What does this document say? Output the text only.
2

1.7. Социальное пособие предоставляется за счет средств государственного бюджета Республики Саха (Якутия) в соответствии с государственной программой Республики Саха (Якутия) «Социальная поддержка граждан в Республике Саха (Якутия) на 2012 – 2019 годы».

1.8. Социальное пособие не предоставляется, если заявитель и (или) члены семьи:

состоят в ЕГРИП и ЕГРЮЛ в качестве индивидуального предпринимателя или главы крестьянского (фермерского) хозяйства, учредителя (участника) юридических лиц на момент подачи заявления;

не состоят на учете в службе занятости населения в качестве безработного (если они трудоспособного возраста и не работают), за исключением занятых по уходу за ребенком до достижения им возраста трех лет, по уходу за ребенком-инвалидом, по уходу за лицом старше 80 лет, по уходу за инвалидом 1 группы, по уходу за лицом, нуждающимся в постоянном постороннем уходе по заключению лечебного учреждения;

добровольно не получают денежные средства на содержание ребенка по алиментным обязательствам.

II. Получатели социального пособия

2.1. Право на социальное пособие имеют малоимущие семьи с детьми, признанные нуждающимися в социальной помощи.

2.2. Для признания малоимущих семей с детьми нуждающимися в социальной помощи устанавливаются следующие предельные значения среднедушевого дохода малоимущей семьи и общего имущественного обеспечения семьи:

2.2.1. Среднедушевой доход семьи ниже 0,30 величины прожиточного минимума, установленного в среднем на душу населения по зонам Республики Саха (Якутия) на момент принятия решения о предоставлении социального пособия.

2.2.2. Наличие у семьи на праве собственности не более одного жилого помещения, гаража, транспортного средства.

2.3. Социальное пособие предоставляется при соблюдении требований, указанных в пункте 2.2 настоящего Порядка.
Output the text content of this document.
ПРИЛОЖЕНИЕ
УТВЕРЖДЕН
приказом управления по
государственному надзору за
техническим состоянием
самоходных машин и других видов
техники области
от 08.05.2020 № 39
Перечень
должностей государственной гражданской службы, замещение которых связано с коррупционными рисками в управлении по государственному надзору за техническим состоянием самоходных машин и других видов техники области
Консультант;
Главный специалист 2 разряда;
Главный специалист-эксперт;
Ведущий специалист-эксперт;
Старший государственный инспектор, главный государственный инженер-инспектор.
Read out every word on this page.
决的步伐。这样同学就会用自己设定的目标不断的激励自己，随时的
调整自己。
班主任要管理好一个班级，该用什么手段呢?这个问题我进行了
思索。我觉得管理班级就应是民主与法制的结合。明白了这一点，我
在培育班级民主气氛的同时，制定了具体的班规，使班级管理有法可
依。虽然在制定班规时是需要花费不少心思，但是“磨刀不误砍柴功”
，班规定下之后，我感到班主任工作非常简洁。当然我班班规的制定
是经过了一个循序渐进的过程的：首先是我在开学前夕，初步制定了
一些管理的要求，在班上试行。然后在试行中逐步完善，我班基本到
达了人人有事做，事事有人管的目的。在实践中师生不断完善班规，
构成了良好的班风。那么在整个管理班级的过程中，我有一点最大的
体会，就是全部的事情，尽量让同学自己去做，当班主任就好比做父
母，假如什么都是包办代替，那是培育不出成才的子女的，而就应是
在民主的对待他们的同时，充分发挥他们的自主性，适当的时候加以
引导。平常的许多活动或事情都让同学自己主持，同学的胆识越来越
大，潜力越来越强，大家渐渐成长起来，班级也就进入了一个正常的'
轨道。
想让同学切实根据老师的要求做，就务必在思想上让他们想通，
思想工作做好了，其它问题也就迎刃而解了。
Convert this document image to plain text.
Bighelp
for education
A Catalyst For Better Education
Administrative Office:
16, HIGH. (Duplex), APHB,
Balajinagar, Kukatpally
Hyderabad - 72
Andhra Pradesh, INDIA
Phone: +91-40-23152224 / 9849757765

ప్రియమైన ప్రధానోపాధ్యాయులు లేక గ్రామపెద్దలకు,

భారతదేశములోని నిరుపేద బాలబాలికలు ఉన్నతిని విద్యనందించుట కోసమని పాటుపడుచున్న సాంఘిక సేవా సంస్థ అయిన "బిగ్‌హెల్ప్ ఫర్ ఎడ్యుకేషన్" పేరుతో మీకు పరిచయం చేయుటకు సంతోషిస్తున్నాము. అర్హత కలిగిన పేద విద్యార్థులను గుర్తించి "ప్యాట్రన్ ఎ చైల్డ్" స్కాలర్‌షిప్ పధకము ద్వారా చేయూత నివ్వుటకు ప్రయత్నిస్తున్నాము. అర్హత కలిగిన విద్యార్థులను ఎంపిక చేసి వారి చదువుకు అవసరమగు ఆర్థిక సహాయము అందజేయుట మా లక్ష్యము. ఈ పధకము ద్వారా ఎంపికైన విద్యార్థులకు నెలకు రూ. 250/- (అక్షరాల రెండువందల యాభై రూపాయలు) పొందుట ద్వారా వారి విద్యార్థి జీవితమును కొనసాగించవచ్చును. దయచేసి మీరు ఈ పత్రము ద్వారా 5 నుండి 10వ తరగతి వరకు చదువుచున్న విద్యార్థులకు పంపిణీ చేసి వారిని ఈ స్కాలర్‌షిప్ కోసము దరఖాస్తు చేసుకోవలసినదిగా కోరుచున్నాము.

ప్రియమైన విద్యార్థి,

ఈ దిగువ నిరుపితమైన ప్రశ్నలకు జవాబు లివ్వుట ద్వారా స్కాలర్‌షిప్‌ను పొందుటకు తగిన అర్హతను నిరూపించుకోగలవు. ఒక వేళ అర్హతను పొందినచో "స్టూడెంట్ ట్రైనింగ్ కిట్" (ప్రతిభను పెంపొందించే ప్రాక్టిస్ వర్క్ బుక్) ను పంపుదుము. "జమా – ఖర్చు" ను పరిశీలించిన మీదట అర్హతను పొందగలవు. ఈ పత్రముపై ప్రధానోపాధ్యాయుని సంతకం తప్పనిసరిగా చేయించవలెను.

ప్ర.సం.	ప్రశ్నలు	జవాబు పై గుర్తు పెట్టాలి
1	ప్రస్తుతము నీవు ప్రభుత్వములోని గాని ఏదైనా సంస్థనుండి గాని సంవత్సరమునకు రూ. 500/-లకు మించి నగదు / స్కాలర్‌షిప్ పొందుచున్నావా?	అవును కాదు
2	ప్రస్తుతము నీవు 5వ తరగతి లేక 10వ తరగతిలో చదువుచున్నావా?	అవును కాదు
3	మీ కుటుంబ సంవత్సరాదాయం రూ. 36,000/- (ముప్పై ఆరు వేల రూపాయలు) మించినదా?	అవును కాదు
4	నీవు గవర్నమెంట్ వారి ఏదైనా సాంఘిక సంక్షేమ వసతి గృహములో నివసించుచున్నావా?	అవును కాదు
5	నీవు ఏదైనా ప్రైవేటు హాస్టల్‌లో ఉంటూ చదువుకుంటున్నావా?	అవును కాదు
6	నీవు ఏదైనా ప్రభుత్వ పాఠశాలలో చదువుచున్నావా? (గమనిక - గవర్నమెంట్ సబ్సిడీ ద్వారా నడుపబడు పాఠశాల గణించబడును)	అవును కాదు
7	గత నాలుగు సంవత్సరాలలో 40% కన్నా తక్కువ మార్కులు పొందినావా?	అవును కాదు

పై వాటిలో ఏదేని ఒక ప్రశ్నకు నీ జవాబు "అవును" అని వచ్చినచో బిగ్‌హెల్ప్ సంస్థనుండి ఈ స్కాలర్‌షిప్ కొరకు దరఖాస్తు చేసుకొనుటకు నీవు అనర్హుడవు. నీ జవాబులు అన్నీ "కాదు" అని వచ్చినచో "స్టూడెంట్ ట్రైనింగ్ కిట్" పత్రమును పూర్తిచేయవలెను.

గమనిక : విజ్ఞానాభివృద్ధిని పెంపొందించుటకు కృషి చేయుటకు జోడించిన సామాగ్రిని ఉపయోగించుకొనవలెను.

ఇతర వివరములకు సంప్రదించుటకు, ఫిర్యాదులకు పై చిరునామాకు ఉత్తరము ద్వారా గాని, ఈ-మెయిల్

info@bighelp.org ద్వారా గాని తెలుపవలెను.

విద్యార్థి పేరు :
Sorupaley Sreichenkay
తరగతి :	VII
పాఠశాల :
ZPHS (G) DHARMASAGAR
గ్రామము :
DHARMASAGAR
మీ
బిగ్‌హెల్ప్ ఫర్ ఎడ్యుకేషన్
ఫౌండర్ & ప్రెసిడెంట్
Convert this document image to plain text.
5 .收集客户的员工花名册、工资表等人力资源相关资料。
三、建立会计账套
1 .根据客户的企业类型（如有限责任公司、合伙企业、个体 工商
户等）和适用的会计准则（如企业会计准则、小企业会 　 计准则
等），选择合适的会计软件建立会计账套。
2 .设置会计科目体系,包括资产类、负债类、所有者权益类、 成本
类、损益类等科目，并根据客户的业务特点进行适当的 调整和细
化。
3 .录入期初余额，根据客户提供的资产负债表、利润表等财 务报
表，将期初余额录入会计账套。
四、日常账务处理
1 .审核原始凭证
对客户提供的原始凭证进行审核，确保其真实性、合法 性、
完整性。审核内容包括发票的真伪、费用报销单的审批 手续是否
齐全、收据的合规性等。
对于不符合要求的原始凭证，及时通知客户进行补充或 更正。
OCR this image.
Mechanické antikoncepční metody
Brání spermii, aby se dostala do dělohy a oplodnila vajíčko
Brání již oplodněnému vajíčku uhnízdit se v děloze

-------------------------

## What the task requires
Write out exactly the lines from the line holding "OCR this image." through the last line of the data, and nothing besides those lines.

## Full output
OCR this image.
Mechanické antikoncepční metody
Brání spermii, aby se dostala do dělohy a oplodnila vajíčko
Brání již oplodněnému vajíčku uhnízdit se v děloze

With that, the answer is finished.